Every line of the data must be copied exactly.

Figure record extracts
------------------------------------------------------------

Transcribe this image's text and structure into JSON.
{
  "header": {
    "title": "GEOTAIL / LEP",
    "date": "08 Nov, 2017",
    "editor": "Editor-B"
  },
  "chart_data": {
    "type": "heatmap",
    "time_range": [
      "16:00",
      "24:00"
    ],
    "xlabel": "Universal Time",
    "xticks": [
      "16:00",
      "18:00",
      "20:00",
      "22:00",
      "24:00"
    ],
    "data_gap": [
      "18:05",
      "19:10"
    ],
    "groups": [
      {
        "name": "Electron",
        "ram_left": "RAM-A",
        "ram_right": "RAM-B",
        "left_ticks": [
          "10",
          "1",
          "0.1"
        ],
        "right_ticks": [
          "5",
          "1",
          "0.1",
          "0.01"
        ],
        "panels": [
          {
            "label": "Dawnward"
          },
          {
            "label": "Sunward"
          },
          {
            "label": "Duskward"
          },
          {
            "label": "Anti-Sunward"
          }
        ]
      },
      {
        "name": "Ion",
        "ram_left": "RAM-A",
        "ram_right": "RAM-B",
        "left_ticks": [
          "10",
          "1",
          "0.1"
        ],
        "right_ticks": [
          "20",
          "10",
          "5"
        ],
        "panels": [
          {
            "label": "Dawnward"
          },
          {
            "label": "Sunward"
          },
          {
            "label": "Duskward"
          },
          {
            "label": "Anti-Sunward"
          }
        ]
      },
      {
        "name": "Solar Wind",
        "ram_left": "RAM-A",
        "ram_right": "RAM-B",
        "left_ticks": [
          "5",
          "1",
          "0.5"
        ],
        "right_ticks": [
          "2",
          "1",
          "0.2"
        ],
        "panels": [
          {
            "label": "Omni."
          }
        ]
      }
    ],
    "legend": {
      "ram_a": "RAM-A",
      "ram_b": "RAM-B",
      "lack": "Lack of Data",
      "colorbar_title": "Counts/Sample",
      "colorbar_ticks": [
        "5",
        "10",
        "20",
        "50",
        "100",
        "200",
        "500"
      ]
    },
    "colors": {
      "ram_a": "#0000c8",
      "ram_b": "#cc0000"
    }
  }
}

------------------------------------------------------------

Complete response
Transcribe this image's text and structure into JSON.
{
  "header": {
    "title": "GEOTAIL / LEP",
    "date": "08 Nov, 2017",
    "editor": "Editor-B"
  },
  "chart_data": {
    "type": "heatmap",
    "time_range": [
      "16:00",
      "24:00"
    ],
    "xlabel": "Universal Time",
    "xticks": [
      "16:00",
      "18:00",
      "20:00",
      "22:00",
      "24:00"
    ],
    "data_gap": [
      "18:05",
      "19:10"
    ],
    "groups": [
      {
        "name": "Electron",
        "ram_left": "RAM-A",
        "ram_right": "RAM-B",
        "left_ticks": [
          "10",
          "1",
          "0.1"
        ],
        "right_ticks": [
          "5",
          "1",
          "0.1",
          "0.01"
        ],
        "panels": [
          {
            "label": "Dawnward"
          },
          {
            "label": "Sunward"
          },
          {
            "label": "Duskward"
          },
          {
            "label": "Anti-Sunward"
          }
        ]
      },
      {
        "name": "Ion",
        "ram_left": "RAM-A",
        "ram_right": "RAM-B",
        "left_ticks": [
          "10",
          "1",
          "0.1"
        ],
        "right_ticks": [
          "20",
          "10",
          "5"
        ],
        "panels": [
          {
            "label": "Dawnward"
          },
          {
            "label": "Sunward"
          },
          {
            "label": "Duskward"
          },
          {
            "label": "Anti-Sunward"
          }
        ]
      },
      {
        "name": "Solar Wind",
        "ram_left": "RAM-A",
        "ram_right": "RAM-B",
        "left_ticks": [
          "5",
          "1",
          "0.5"
        ],
        "right_ticks": [
          "2",
          "1",
          "0.2"
        ],
        "panels": [
          {
            "label": "Omni."
          }
        ]
      }
    ],
    "legend": {
      "ram_a": "RAM-A",
      "ram_b": "RAM-B",
      "lack": "Lack of Data",
      "colorbar_title": "Counts/Sample",
      "colorbar_ticks": [
        "5",
        "10",
        "20",
        "50",
        "100",
        "200",
        "500"
      ]
    },
    "colors": {
      "ram_a": "#0000c8",
      "ram_b": "#cc0000"
    }
  }
}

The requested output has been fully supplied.